## PROVIDED RECORDS
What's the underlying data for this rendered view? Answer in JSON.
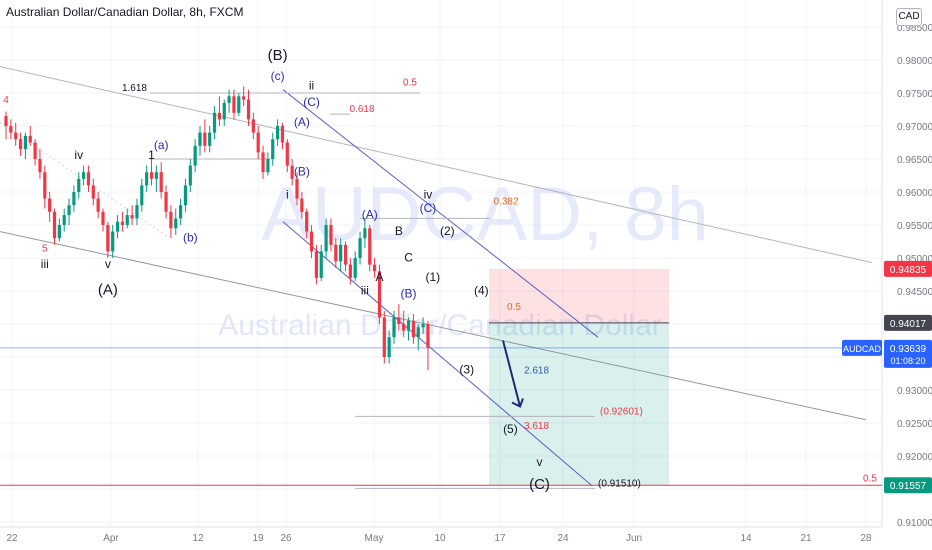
{
  "header": {
    "symbol_title": "Australian Dollar/Canadian Dollar, 8h, FXCM"
  },
  "watermark": {
    "big": "AUDCAD, 8h",
    "small": "Australian Dollar/Canadian Dollar"
  },
  "currency_badge": "CAD",
  "price_tags": {
    "current": {
      "label": "AUDCAD",
      "price": "0.93639",
      "countdown": "01:08:20",
      "color": "#2962ff"
    },
    "stop": {
      "price": "0.94835",
      "color": "#f23645"
    },
    "entry": {
      "price": "0.94017",
      "color": "#434651"
    },
    "target": {
      "price": "0.91557",
      "color": "#089981"
    }
  },
  "chart_data": {
    "type": "candlestick",
    "y_ticks": [
      "0.98500",
      "0.98000",
      "0.97500",
      "0.97000",
      "0.96500",
      "0.96000",
      "0.95500",
      "0.95000",
      "0.94500",
      "0.94000",
      "0.93500",
      "0.93000",
      "0.92500",
      "0.92000",
      "0.91500",
      "0.91000"
    ],
    "x_ticks": [
      "22",
      "Apr",
      "12",
      "19",
      "26",
      "May",
      "10",
      "17",
      "24",
      "Jun",
      "14",
      "21",
      "28"
    ],
    "ylim": [
      0.9085,
      0.9865
    ],
    "colors": {
      "up": "#089981",
      "down": "#f23645",
      "channel": "#5b5fc7"
    },
    "candles": [
      [
        0.9715,
        0.9722,
        0.968,
        0.97
      ],
      [
        0.97,
        0.971,
        0.968,
        0.969
      ],
      [
        0.969,
        0.9705,
        0.967,
        0.968
      ],
      [
        0.968,
        0.969,
        0.9655,
        0.9665
      ],
      [
        0.9665,
        0.969,
        0.965,
        0.9685
      ],
      [
        0.9685,
        0.97,
        0.967,
        0.9675
      ],
      [
        0.9675,
        0.968,
        0.964,
        0.965
      ],
      [
        0.965,
        0.9665,
        0.962,
        0.963
      ],
      [
        0.963,
        0.964,
        0.9575,
        0.959
      ],
      [
        0.959,
        0.96,
        0.9555,
        0.957
      ],
      [
        0.957,
        0.9575,
        0.952,
        0.953
      ],
      [
        0.953,
        0.956,
        0.9525,
        0.955
      ],
      [
        0.955,
        0.9575,
        0.954,
        0.9565
      ],
      [
        0.9565,
        0.959,
        0.955,
        0.958
      ],
      [
        0.958,
        0.961,
        0.957,
        0.96
      ],
      [
        0.96,
        0.963,
        0.959,
        0.962
      ],
      [
        0.962,
        0.964,
        0.961,
        0.963
      ],
      [
        0.963,
        0.964,
        0.96,
        0.961
      ],
      [
        0.961,
        0.962,
        0.958,
        0.959
      ],
      [
        0.959,
        0.96,
        0.956,
        0.957
      ],
      [
        0.957,
        0.9575,
        0.954,
        0.955
      ],
      [
        0.955,
        0.9555,
        0.95,
        0.951
      ],
      [
        0.951,
        0.955,
        0.95,
        0.954
      ],
      [
        0.954,
        0.9565,
        0.953,
        0.9555
      ],
      [
        0.9555,
        0.957,
        0.954,
        0.955
      ],
      [
        0.955,
        0.9575,
        0.9545,
        0.9565
      ],
      [
        0.9565,
        0.958,
        0.955,
        0.956
      ],
      [
        0.956,
        0.959,
        0.955,
        0.958
      ],
      [
        0.958,
        0.962,
        0.957,
        0.961
      ],
      [
        0.961,
        0.964,
        0.96,
        0.963
      ],
      [
        0.963,
        0.965,
        0.961,
        0.962
      ],
      [
        0.962,
        0.964,
        0.96,
        0.963
      ],
      [
        0.963,
        0.9645,
        0.959,
        0.96
      ],
      [
        0.96,
        0.961,
        0.956,
        0.957
      ],
      [
        0.957,
        0.958,
        0.953,
        0.9545
      ],
      [
        0.9545,
        0.9575,
        0.9535,
        0.956
      ],
      [
        0.956,
        0.959,
        0.955,
        0.958
      ],
      [
        0.958,
        0.962,
        0.957,
        0.961
      ],
      [
        0.961,
        0.965,
        0.96,
        0.964
      ],
      [
        0.964,
        0.968,
        0.963,
        0.967
      ],
      [
        0.967,
        0.97,
        0.9655,
        0.969
      ],
      [
        0.969,
        0.971,
        0.966,
        0.967
      ],
      [
        0.967,
        0.97,
        0.966,
        0.969
      ],
      [
        0.969,
        0.973,
        0.968,
        0.972
      ],
      [
        0.972,
        0.9745,
        0.97,
        0.971
      ],
      [
        0.971,
        0.974,
        0.97,
        0.9735
      ],
      [
        0.9735,
        0.9755,
        0.972,
        0.9745
      ],
      [
        0.9745,
        0.9755,
        0.971,
        0.972
      ],
      [
        0.972,
        0.975,
        0.9715,
        0.9745
      ],
      [
        0.9745,
        0.976,
        0.973,
        0.974
      ],
      [
        0.974,
        0.9755,
        0.97,
        0.971
      ],
      [
        0.971,
        0.972,
        0.968,
        0.969
      ],
      [
        0.969,
        0.97,
        0.965,
        0.966
      ],
      [
        0.966,
        0.967,
        0.962,
        0.963
      ],
      [
        0.963,
        0.966,
        0.9625,
        0.965
      ],
      [
        0.965,
        0.969,
        0.964,
        0.968
      ],
      [
        0.968,
        0.971,
        0.967,
        0.97
      ],
      [
        0.97,
        0.9705,
        0.9665,
        0.9675
      ],
      [
        0.9675,
        0.968,
        0.963,
        0.964
      ],
      [
        0.964,
        0.965,
        0.961,
        0.962
      ],
      [
        0.962,
        0.963,
        0.958,
        0.959
      ],
      [
        0.959,
        0.96,
        0.956,
        0.957
      ],
      [
        0.957,
        0.9575,
        0.953,
        0.954
      ],
      [
        0.954,
        0.955,
        0.95,
        0.951
      ],
      [
        0.951,
        0.952,
        0.946,
        0.947
      ],
      [
        0.947,
        0.952,
        0.9465,
        0.951
      ],
      [
        0.951,
        0.956,
        0.95,
        0.955
      ],
      [
        0.955,
        0.956,
        0.951,
        0.952
      ],
      [
        0.952,
        0.953,
        0.9485,
        0.9495
      ],
      [
        0.9495,
        0.953,
        0.948,
        0.952
      ],
      [
        0.952,
        0.9525,
        0.948,
        0.949
      ],
      [
        0.949,
        0.95,
        0.946,
        0.947
      ],
      [
        0.947,
        0.951,
        0.9465,
        0.95
      ],
      [
        0.95,
        0.954,
        0.949,
        0.953
      ],
      [
        0.953,
        0.956,
        0.9515,
        0.9545
      ],
      [
        0.9545,
        0.955,
        0.948,
        0.949
      ],
      [
        0.949,
        0.95,
        0.947,
        0.948
      ],
      [
        0.948,
        0.949,
        0.94,
        0.941
      ],
      [
        0.941,
        0.942,
        0.934,
        0.935
      ],
      [
        0.935,
        0.939,
        0.934,
        0.938
      ],
      [
        0.938,
        0.942,
        0.937,
        0.941
      ],
      [
        0.941,
        0.943,
        0.939,
        0.94
      ],
      [
        0.94,
        0.942,
        0.938,
        0.939
      ],
      [
        0.939,
        0.941,
        0.9375,
        0.9405
      ],
      [
        0.9405,
        0.9415,
        0.937,
        0.938
      ],
      [
        0.938,
        0.94,
        0.936,
        0.9395
      ],
      [
        0.9395,
        0.941,
        0.9385,
        0.94
      ],
      [
        0.94,
        0.9405,
        0.933,
        0.9364
      ]
    ],
    "wave_labels": [
      {
        "text": "4",
        "x": 0,
        "y": 0.9735,
        "color": "#f23645"
      },
      {
        "text": "5",
        "x": 8,
        "y": 0.951,
        "color": "#f23645"
      },
      {
        "text": "iii",
        "x": 8,
        "y": 0.9485,
        "color": "#131722"
      },
      {
        "text": "(A)",
        "x": 21,
        "y": 0.9445,
        "color": "#131722"
      },
      {
        "text": "iv",
        "x": 15,
        "y": 0.965,
        "color": "#131722"
      },
      {
        "text": "v",
        "x": 21,
        "y": 0.9485,
        "color": "#131722"
      },
      {
        "text": "(a)",
        "x": 32,
        "y": 0.9665,
        "color": "#2b2bb8"
      },
      {
        "text": "1",
        "x": 30,
        "y": 0.965,
        "color": "#131722"
      },
      {
        "text": "(b)",
        "x": 38,
        "y": 0.9525,
        "color": "#2b2bb8"
      },
      {
        "text": "(B)",
        "x": 56,
        "y": 0.98,
        "color": "#131722"
      },
      {
        "text": "(c)",
        "x": 56,
        "y": 0.977,
        "color": "#2b2bb8"
      },
      {
        "text": "ii",
        "x": 63,
        "y": 0.9755,
        "color": "#131722"
      },
      {
        "text": "(C)",
        "x": 63,
        "y": 0.973,
        "color": "#2b2bb8"
      },
      {
        "text": "(A)",
        "x": 61,
        "y": 0.97,
        "color": "#2b2bb8"
      },
      {
        "text": "(B)",
        "x": 61,
        "y": 0.9625,
        "color": "#2b2bb8"
      },
      {
        "text": "i",
        "x": 58,
        "y": 0.959,
        "color": "#131722"
      },
      {
        "text": "(A)",
        "x": 75,
        "y": 0.956,
        "color": "#2b2bb8"
      },
      {
        "text": "B",
        "x": 81,
        "y": 0.9535,
        "color": "#131722"
      },
      {
        "text": "A",
        "x": 77,
        "y": 0.9465,
        "color": "#131722"
      },
      {
        "text": "C",
        "x": 83,
        "y": 0.9495,
        "color": "#131722"
      },
      {
        "text": "(B)",
        "x": 83,
        "y": 0.944,
        "color": "#2b2bb8"
      },
      {
        "text": "iii",
        "x": 74,
        "y": 0.9445,
        "color": "#131722"
      },
      {
        "text": "iv",
        "x": 87,
        "y": 0.959,
        "color": "#131722"
      },
      {
        "text": "(C)",
        "x": 87,
        "y": 0.957,
        "color": "#2b2bb8"
      },
      {
        "text": "(1)",
        "x": 88,
        "y": 0.9465,
        "color": "#131722"
      },
      {
        "text": "(2)",
        "x": 91,
        "y": 0.9535,
        "color": "#131722"
      },
      {
        "text": "(3)",
        "x": 95,
        "y": 0.9325,
        "color": "#131722"
      },
      {
        "text": "(4)",
        "x": 98,
        "y": 0.9445,
        "color": "#131722"
      },
      {
        "text": "(5)",
        "x": 104,
        "y": 0.9235,
        "color": "#131722"
      },
      {
        "text": "v",
        "x": 110,
        "y": 0.9185,
        "color": "#131722"
      },
      {
        "text": "(C)",
        "x": 110,
        "y": 0.915,
        "color": "#131722"
      }
    ],
    "fib_levels": [
      {
        "text": "1.618",
        "y": 0.975,
        "color": "#131722"
      },
      {
        "text": "0.5",
        "y": 0.9758,
        "color": "#f23645"
      },
      {
        "text": "0.618",
        "y": 0.9718,
        "color": "#f23645"
      },
      {
        "text": "0.382",
        "y": 0.9578,
        "color": "#e07020"
      },
      {
        "text": "0.5",
        "y": 0.9418,
        "color": "#e07020"
      },
      {
        "text": "2.618",
        "y": 0.9322,
        "color": "#2b5fa8"
      },
      {
        "text": "(0.92601)",
        "y": 0.926,
        "color": "#f23645"
      },
      {
        "text": "3.618",
        "y": 0.9238,
        "color": "#f23645"
      },
      {
        "text": "(0.91510)",
        "y": 0.9151,
        "color": "#131722"
      },
      {
        "text": "0.5",
        "y": 0.9158,
        "color": "#f23645"
      }
    ]
  }
}
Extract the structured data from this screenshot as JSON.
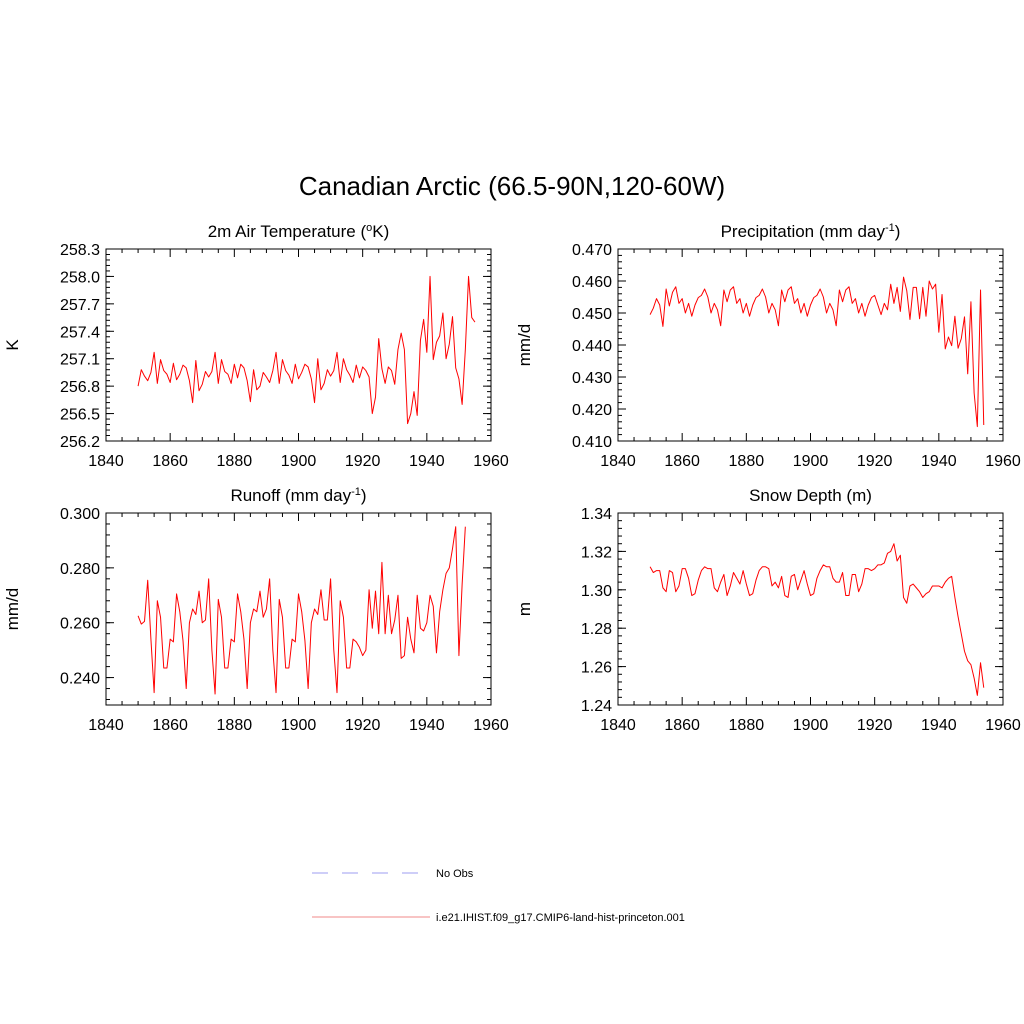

## WHAT IS ASKED
Using the entries above, find all lines with "Australian". Copy them.

## RESULT FOR THIS TASK
    "symbol_title": "Australian Dollar/Canadian Dollar, 8h, FXCM"
    "small": "Australian Dollar/Canadian Dollar"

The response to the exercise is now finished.